Przepisz wszystko od wiersza zawierającego „Extract all elements” aż do wiersza zawierającego „row-label: 尺寸（W×D×H）mm — [68, 737, 228, 776]”. Zastąp w nich „table-cell” przez „data-cell”, a resztę pozostaw bez zmian.

**** DOSTARCZONE REKORDY ****

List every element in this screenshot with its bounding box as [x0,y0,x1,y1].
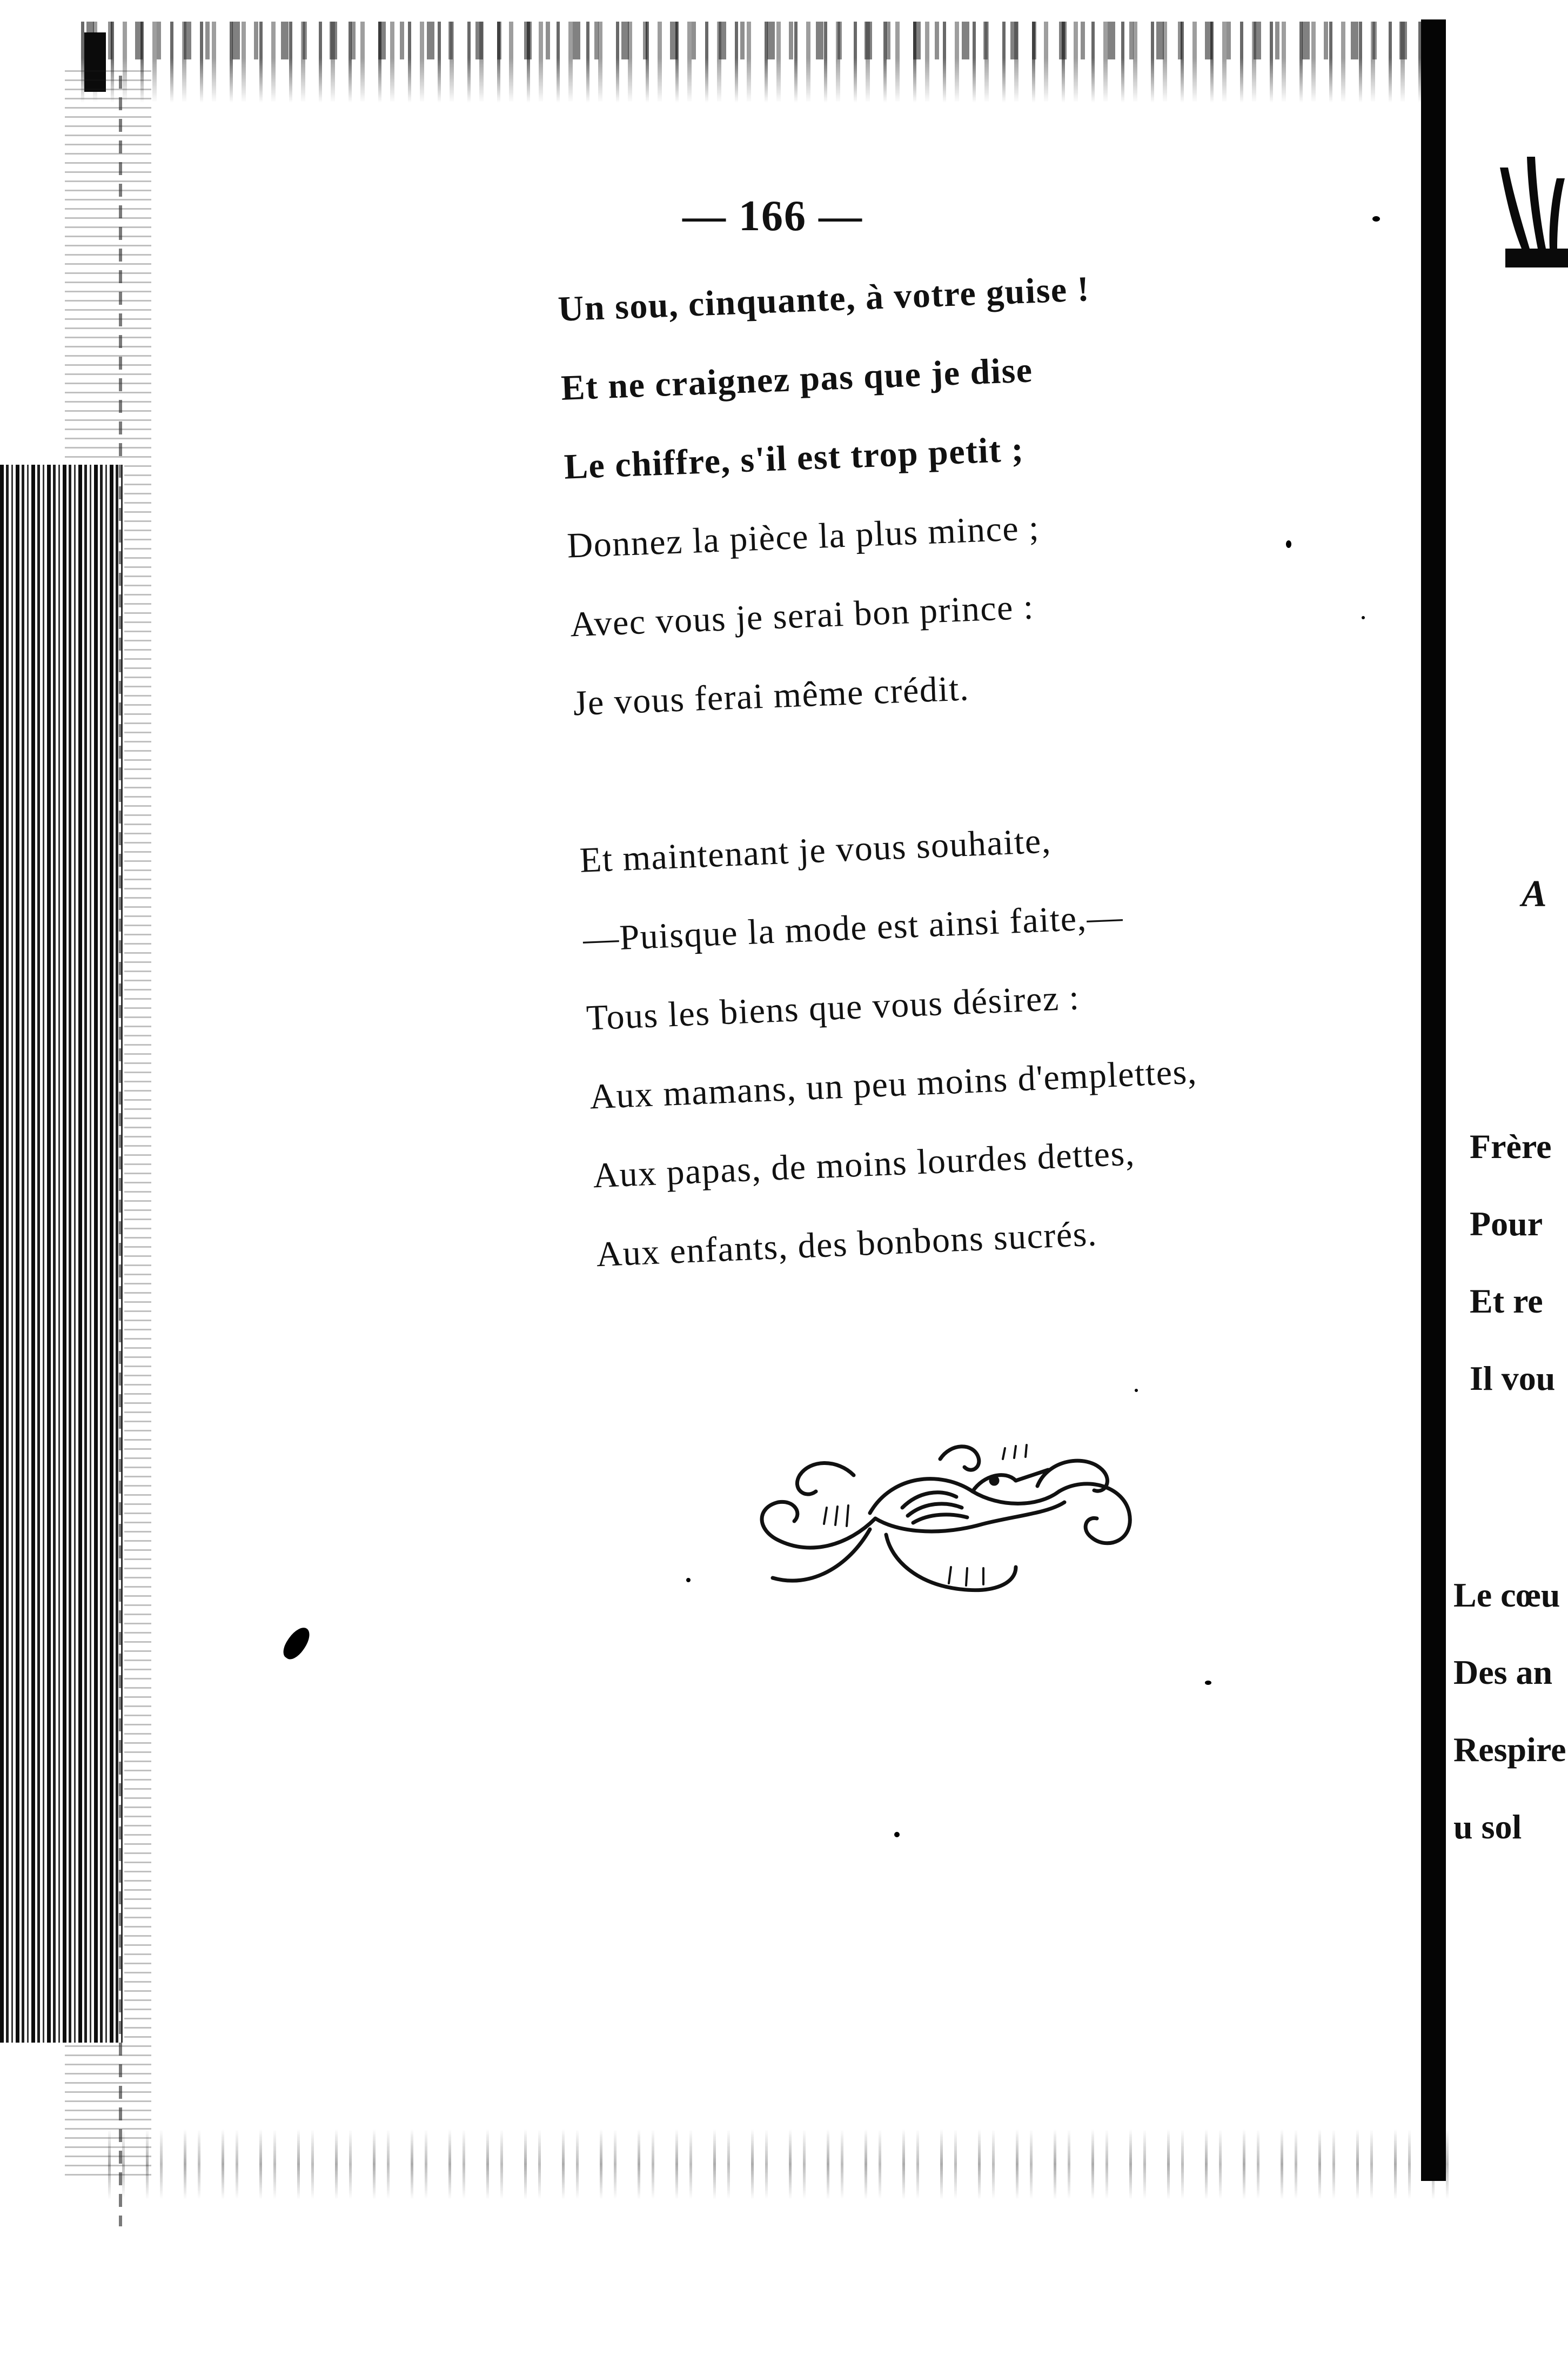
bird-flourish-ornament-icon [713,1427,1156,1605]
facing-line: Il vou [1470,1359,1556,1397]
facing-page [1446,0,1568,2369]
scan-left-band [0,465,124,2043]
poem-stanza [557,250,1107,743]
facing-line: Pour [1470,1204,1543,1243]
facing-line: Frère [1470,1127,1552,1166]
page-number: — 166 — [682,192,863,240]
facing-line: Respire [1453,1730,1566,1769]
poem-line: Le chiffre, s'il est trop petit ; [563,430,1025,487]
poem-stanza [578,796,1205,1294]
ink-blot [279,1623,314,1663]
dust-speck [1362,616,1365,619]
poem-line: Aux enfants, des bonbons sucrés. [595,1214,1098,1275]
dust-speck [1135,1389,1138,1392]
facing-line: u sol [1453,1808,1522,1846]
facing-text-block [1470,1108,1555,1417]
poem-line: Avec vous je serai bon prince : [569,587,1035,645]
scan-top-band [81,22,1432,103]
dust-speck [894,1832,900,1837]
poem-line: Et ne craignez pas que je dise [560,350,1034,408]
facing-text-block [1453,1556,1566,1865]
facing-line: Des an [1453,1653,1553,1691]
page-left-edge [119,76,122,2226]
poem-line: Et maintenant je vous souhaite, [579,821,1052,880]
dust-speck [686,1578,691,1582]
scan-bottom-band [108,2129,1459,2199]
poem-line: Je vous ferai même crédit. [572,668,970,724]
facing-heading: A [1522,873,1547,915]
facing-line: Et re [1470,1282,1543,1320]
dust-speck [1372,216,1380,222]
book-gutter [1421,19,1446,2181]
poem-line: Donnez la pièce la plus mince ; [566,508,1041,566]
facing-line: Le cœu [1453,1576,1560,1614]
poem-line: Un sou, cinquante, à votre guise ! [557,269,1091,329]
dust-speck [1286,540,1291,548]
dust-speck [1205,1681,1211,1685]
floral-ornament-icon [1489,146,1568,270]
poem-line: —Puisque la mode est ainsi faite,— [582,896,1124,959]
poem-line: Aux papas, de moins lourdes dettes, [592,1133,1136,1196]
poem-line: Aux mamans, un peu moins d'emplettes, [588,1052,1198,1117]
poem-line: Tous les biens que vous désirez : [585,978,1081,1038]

****
**** DOSTARCZONE REKORDY ****

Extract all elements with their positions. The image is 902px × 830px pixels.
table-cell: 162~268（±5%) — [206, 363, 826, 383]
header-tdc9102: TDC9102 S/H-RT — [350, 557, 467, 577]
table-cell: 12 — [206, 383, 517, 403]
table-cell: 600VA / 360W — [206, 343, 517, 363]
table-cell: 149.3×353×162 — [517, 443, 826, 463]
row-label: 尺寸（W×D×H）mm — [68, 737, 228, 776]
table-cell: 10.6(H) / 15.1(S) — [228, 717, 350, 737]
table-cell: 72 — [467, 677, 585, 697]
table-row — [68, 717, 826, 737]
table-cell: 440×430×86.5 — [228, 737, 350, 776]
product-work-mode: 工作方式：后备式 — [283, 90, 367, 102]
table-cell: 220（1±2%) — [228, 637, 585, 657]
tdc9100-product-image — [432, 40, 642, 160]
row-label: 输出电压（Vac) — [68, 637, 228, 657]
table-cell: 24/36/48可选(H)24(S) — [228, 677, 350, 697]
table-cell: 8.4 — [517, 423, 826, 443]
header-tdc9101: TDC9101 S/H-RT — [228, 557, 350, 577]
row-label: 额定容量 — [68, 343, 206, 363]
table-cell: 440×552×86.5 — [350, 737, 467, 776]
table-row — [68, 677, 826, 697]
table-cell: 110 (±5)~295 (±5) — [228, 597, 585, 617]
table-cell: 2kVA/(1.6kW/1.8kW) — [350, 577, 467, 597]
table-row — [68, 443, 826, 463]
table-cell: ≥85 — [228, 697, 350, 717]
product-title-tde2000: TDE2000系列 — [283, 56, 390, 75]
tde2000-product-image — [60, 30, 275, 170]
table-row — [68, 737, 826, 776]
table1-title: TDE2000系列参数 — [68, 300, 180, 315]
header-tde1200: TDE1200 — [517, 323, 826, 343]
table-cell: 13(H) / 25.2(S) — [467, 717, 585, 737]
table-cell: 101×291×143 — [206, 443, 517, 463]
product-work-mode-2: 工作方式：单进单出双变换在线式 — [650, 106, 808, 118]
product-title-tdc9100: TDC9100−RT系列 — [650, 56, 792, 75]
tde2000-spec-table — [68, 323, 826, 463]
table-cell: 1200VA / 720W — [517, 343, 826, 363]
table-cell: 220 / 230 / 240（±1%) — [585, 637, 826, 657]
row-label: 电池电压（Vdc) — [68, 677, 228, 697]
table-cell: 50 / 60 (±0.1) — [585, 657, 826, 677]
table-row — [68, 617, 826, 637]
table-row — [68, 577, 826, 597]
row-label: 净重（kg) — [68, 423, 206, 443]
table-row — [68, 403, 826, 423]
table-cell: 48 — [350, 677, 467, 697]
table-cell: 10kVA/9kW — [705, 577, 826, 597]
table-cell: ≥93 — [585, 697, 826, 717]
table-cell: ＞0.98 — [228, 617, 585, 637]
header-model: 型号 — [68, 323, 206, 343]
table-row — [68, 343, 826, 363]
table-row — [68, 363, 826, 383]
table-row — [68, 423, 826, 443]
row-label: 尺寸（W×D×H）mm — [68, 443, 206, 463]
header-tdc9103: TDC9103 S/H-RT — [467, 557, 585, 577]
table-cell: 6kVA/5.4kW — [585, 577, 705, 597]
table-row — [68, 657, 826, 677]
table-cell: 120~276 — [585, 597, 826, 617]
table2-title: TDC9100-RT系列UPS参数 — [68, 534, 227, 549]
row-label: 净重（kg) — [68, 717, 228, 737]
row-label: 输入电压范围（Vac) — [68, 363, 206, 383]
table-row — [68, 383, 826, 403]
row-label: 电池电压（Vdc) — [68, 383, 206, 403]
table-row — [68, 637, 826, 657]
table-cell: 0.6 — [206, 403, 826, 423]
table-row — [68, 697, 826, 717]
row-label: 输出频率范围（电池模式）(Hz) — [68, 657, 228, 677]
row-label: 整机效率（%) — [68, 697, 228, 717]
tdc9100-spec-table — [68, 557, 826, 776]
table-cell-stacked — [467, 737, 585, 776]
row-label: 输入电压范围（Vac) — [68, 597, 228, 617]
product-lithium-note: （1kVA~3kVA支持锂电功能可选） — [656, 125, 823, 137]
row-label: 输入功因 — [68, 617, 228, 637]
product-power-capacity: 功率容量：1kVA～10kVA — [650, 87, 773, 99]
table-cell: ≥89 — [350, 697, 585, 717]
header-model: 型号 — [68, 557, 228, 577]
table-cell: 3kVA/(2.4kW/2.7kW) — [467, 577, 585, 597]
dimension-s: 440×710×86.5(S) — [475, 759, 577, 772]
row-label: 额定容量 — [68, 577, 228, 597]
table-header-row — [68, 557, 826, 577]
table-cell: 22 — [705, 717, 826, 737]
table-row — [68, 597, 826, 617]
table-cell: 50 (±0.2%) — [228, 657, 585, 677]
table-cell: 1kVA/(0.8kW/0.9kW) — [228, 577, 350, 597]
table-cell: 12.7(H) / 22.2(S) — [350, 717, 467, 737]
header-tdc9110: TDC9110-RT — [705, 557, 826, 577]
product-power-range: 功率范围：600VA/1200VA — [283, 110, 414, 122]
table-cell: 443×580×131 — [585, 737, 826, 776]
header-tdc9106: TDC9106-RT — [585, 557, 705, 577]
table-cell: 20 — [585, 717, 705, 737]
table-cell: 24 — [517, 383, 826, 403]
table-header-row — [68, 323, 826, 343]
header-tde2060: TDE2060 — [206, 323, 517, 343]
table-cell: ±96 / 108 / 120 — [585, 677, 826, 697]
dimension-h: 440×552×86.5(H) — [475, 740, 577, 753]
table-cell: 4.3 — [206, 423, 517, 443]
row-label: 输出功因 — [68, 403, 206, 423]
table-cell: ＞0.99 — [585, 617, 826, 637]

****

▶ WYNIK ZADANIA
Extract all elements with their positions. The image is 902px × 830px pixels.
data-cell: 162~268（±5%) — [206, 363, 826, 383]
header-tdc9102: TDC9102 S/H-RT — [350, 557, 467, 577]
data-cell: 12 — [206, 383, 517, 403]
data-cell: 600VA / 360W — [206, 343, 517, 363]
data-cell: 149.3×353×162 — [517, 443, 826, 463]
row-label: 尺寸（W×D×H）mm — [68, 737, 228, 776]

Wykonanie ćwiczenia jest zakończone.